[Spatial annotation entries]
§

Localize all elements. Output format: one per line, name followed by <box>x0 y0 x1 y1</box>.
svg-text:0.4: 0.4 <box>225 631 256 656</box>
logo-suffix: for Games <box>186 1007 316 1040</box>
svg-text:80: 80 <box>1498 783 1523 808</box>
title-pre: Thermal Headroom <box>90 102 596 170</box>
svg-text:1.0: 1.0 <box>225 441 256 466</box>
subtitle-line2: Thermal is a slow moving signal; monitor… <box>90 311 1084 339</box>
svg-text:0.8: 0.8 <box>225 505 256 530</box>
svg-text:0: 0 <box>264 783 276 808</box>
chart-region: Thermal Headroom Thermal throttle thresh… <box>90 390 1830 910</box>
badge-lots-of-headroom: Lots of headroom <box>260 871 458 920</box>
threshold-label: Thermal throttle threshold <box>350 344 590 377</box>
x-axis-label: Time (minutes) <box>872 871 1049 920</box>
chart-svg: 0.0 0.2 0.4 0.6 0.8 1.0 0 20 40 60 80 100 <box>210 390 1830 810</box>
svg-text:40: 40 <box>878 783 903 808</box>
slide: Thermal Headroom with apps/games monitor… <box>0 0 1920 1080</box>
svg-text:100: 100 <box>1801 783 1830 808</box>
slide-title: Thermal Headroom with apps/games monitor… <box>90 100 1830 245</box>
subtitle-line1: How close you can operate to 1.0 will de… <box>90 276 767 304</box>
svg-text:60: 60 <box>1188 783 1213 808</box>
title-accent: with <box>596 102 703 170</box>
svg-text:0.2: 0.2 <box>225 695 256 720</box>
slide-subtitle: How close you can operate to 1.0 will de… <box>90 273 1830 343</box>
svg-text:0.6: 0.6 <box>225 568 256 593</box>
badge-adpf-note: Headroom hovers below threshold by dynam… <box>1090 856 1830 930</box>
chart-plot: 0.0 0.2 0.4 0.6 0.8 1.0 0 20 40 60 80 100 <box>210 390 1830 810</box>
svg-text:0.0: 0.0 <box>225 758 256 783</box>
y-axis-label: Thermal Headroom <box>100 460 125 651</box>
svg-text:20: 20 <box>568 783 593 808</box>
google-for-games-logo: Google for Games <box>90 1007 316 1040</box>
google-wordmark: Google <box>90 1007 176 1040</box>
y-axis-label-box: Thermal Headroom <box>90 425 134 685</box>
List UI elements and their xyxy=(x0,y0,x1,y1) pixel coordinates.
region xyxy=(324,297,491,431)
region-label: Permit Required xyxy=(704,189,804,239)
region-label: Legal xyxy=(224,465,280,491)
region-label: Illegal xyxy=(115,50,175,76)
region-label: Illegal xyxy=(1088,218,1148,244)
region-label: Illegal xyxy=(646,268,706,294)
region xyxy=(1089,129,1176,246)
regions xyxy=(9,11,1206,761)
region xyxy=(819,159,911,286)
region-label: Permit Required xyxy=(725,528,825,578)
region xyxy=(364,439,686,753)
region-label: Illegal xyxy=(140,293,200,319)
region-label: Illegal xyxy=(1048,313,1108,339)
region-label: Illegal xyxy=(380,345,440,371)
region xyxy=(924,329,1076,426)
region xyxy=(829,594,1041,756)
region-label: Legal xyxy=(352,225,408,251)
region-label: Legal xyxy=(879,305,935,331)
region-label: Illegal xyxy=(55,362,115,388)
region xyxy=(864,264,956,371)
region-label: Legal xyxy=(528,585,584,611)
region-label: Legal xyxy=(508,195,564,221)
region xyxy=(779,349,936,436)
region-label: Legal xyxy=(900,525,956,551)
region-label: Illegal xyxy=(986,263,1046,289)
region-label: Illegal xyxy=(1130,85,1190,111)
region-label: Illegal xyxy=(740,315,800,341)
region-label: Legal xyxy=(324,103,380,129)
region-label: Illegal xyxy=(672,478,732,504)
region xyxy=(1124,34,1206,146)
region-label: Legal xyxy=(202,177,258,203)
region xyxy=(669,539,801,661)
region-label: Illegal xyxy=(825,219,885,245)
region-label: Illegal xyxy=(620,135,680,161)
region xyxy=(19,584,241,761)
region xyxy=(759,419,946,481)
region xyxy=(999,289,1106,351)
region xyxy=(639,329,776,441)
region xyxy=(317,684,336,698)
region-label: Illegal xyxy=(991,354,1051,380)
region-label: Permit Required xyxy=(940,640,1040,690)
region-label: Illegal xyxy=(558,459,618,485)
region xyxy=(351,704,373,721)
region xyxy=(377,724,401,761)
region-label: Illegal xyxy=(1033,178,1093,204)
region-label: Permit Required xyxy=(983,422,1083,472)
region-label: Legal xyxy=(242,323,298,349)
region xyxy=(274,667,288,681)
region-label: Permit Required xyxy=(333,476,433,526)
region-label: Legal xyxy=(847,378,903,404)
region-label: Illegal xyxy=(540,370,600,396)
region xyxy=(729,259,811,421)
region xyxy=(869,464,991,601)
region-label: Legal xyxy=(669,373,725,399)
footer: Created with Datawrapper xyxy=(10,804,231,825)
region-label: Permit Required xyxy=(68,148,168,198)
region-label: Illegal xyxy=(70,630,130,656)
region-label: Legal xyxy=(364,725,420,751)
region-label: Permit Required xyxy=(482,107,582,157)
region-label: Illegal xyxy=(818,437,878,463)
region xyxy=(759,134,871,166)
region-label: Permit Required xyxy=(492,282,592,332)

§

## AIM
Please reproduce every line of the listing above, character for character.

## SOLUTION FOR THIS EXERCISE
Localize all elements. Output format: one per line, name followed by <box>x0 y0 x1 y1</box>.
svg-text:0.4: 0.4 <box>225 631 256 656</box>
logo-suffix: for Games <box>186 1007 316 1040</box>
svg-text:80: 80 <box>1498 783 1523 808</box>
title-pre: Thermal Headroom <box>90 102 596 170</box>
svg-text:1.0: 1.0 <box>225 441 256 466</box>
subtitle-line2: Thermal is a slow moving signal; monitor… <box>90 311 1084 339</box>
svg-text:0.8: 0.8 <box>225 505 256 530</box>
svg-text:0: 0 <box>264 783 276 808</box>
chart-region: Thermal Headroom Thermal throttle thresh… <box>90 390 1830 910</box>
badge-lots-of-headroom: Lots of headroom <box>260 871 458 920</box>
threshold-label: Thermal throttle threshold <box>350 344 590 377</box>
x-axis-label: Time (minutes) <box>872 871 1049 920</box>
chart-svg: 0.0 0.2 0.4 0.6 0.8 1.0 0 20 40 60 80 100 <box>210 390 1830 810</box>
svg-text:40: 40 <box>878 783 903 808</box>
slide: Thermal Headroom with apps/games monitor… <box>0 0 1920 1080</box>
svg-text:100: 100 <box>1801 783 1830 808</box>
slide-title: Thermal Headroom with apps/games monitor… <box>90 100 1830 245</box>
subtitle-line1: How close you can operate to 1.0 will de… <box>90 276 767 304</box>
svg-text:60: 60 <box>1188 783 1213 808</box>
title-accent: with <box>596 102 703 170</box>
svg-text:0.2: 0.2 <box>225 695 256 720</box>
slide-subtitle: How close you can operate to 1.0 will de… <box>90 273 1830 343</box>
svg-text:0.6: 0.6 <box>225 568 256 593</box>
badge-adpf-note: Headroom hovers below threshold by dynam… <box>1090 856 1830 930</box>
chart-plot: 0.0 0.2 0.4 0.6 0.8 1.0 0 20 40 60 80 100 <box>210 390 1830 810</box>
svg-text:0.0: 0.0 <box>225 758 256 783</box>
y-axis-label: Thermal Headroom <box>100 460 125 651</box>
svg-text:20: 20 <box>568 783 593 808</box>
google-for-games-logo: Google for Games <box>90 1007 316 1040</box>
google-wordmark: Google <box>90 1007 176 1040</box>
y-axis-label-box: Thermal Headroom <box>90 425 134 685</box>
List UI elements and their xyxy=(x0,y0,x1,y1) pixel coordinates.
region xyxy=(324,297,491,431)
region-label: Permit Required xyxy=(704,189,804,239)
region-label: Legal xyxy=(224,465,280,491)
region-label: Illegal xyxy=(115,50,175,76)
region-label: Illegal xyxy=(1088,218,1148,244)
region-label: Illegal xyxy=(646,268,706,294)
region xyxy=(1089,129,1176,246)
regions xyxy=(9,11,1206,761)
region xyxy=(819,159,911,286)
region-label: Permit Required xyxy=(725,528,825,578)
region xyxy=(364,439,686,753)
region-label: Illegal xyxy=(140,293,200,319)
region-label: Illegal xyxy=(1048,313,1108,339)
region-label: Illegal xyxy=(380,345,440,371)
region xyxy=(924,329,1076,426)
region xyxy=(829,594,1041,756)
region-label: Legal xyxy=(352,225,408,251)
region-label: Legal xyxy=(879,305,935,331)
region-label: Illegal xyxy=(55,362,115,388)
region xyxy=(864,264,956,371)
region-label: Legal xyxy=(528,585,584,611)
region-label: Legal xyxy=(508,195,564,221)
region xyxy=(779,349,936,436)
region-label: Legal xyxy=(900,525,956,551)
region-label: Illegal xyxy=(986,263,1046,289)
region-label: Illegal xyxy=(1130,85,1190,111)
region-label: Illegal xyxy=(740,315,800,341)
region-label: Legal xyxy=(324,103,380,129)
region-label: Illegal xyxy=(672,478,732,504)
region xyxy=(1124,34,1206,146)
region-label: Legal xyxy=(202,177,258,203)
region xyxy=(669,539,801,661)
region-label: Illegal xyxy=(825,219,885,245)
region-label: Illegal xyxy=(620,135,680,161)
region xyxy=(19,584,241,761)
region xyxy=(759,419,946,481)
region xyxy=(999,289,1106,351)
region xyxy=(639,329,776,441)
region xyxy=(317,684,336,698)
region-label: Illegal xyxy=(991,354,1051,380)
region-label: Permit Required xyxy=(940,640,1040,690)
region-label: Illegal xyxy=(558,459,618,485)
region xyxy=(351,704,373,721)
region xyxy=(377,724,401,761)
region-label: Illegal xyxy=(1033,178,1093,204)
region-label: Permit Required xyxy=(983,422,1083,472)
region-label: Legal xyxy=(242,323,298,349)
region xyxy=(274,667,288,681)
region-label: Permit Required xyxy=(333,476,433,526)
region-label: Legal xyxy=(847,378,903,404)
region-label: Illegal xyxy=(540,370,600,396)
region xyxy=(729,259,811,421)
region xyxy=(869,464,991,601)
region-label: Legal xyxy=(669,373,725,399)
footer: Created with Datawrapper xyxy=(10,804,231,825)
region-label: Permit Required xyxy=(68,148,168,198)
region-label: Illegal xyxy=(70,630,130,656)
region-label: Legal xyxy=(364,725,420,751)
region-label: Permit Required xyxy=(482,107,582,157)
region-label: Illegal xyxy=(818,437,878,463)
region xyxy=(759,134,871,166)
region-label: Permit Required xyxy=(492,282,592,332)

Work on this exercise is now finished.